Collected data entries

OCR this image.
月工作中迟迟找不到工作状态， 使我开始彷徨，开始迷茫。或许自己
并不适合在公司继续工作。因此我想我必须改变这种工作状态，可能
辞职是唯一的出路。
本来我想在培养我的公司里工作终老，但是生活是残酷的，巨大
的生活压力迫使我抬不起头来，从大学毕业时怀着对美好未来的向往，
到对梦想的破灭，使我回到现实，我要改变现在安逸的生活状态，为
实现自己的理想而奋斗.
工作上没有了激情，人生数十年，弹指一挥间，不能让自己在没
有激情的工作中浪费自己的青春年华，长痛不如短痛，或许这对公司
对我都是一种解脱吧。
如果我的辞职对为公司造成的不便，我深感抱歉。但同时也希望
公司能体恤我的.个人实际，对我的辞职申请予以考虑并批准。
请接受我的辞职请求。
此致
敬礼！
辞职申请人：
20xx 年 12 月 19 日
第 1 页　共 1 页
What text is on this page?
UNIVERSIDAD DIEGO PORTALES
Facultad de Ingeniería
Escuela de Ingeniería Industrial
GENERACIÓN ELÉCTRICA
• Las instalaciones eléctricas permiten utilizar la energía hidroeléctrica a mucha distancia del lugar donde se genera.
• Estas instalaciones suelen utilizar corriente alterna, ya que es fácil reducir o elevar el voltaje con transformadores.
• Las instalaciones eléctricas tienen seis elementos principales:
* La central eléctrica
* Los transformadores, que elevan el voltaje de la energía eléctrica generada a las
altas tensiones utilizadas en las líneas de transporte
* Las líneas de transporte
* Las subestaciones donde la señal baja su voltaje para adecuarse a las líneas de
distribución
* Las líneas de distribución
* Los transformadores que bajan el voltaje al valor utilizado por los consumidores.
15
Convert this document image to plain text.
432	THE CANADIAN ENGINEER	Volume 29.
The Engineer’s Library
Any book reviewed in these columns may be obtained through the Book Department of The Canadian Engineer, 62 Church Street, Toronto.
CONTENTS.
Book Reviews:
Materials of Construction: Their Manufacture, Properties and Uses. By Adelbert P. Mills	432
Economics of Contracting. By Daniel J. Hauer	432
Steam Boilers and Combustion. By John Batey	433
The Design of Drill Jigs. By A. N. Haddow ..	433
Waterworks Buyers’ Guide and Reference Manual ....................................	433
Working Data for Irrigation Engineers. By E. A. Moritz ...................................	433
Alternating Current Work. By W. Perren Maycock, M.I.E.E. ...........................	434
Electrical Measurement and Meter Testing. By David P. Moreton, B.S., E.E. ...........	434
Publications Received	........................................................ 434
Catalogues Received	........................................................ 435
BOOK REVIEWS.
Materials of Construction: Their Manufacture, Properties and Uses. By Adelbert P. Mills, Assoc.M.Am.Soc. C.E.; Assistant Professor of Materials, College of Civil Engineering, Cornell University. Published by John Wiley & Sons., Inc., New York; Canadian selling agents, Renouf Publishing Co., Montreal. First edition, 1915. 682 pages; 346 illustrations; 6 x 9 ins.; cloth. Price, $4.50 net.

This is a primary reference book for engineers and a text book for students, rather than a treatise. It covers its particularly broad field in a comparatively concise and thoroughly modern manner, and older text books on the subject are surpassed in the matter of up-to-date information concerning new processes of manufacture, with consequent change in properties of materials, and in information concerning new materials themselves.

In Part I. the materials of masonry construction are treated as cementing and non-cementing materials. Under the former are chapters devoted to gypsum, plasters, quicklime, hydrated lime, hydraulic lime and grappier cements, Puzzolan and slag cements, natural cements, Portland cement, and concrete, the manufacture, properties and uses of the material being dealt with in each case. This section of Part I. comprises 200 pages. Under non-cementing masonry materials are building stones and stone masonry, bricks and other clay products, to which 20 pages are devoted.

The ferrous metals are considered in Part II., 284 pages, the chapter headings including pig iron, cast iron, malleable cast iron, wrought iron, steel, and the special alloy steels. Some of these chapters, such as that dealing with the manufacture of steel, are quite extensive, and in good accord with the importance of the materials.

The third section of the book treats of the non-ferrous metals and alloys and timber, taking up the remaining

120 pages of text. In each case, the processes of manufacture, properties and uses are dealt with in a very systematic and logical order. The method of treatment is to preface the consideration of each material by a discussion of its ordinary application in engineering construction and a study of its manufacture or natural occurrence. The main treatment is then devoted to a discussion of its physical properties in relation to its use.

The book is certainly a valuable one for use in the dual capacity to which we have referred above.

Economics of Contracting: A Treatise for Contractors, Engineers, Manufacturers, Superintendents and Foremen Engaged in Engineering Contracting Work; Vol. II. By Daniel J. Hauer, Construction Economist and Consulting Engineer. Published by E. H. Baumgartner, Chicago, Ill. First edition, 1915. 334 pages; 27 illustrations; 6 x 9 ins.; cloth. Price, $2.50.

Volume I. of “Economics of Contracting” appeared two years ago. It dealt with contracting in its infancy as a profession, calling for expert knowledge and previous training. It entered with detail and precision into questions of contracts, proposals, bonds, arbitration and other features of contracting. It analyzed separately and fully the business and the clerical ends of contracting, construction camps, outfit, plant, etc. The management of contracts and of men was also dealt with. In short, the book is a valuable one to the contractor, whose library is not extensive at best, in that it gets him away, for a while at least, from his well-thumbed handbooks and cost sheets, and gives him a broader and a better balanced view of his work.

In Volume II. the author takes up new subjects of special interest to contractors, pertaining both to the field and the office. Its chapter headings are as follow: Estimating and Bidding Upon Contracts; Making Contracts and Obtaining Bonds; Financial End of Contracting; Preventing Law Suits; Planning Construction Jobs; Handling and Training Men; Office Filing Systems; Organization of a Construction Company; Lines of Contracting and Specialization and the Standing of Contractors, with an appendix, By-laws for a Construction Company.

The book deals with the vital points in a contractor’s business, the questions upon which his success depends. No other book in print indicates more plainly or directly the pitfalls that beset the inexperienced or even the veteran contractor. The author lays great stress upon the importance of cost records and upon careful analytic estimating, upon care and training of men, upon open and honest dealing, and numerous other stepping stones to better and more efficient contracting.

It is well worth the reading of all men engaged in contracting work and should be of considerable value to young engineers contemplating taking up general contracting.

* [What you are asked to do] Identify each line containing the string "author" and copy it out.

* [Output for this exercise]
In Volume II. the author takes up new subjects of special interest to contractors, pertaining both to the field and the office. Its chapter headings are as follow: Estimating and Bidding Upon Contracts; Making Contracts and Obtaining Bonds; Financial End of Contracting; Preventing Law Suits; Planning Construction Jobs; Handling and Training Men; Office Filing Systems; Organization of a Construction Company; Lines of Contracting and Specialization and the Standing of Contractors, with an appendix, By-laws for a Construction Company.
The book deals with the vital points in a contractor’s business, the questions upon which his success depends. No other book in print indicates more plainly or directly the pitfalls that beset the inexperienced or even the veteran contractor. The author lays great stress upon the importance of cost records and upon careful analytic estimating, upon care and training of men, upon open and honest dealing, and numerous other stepping stones to better and more efficient contracting.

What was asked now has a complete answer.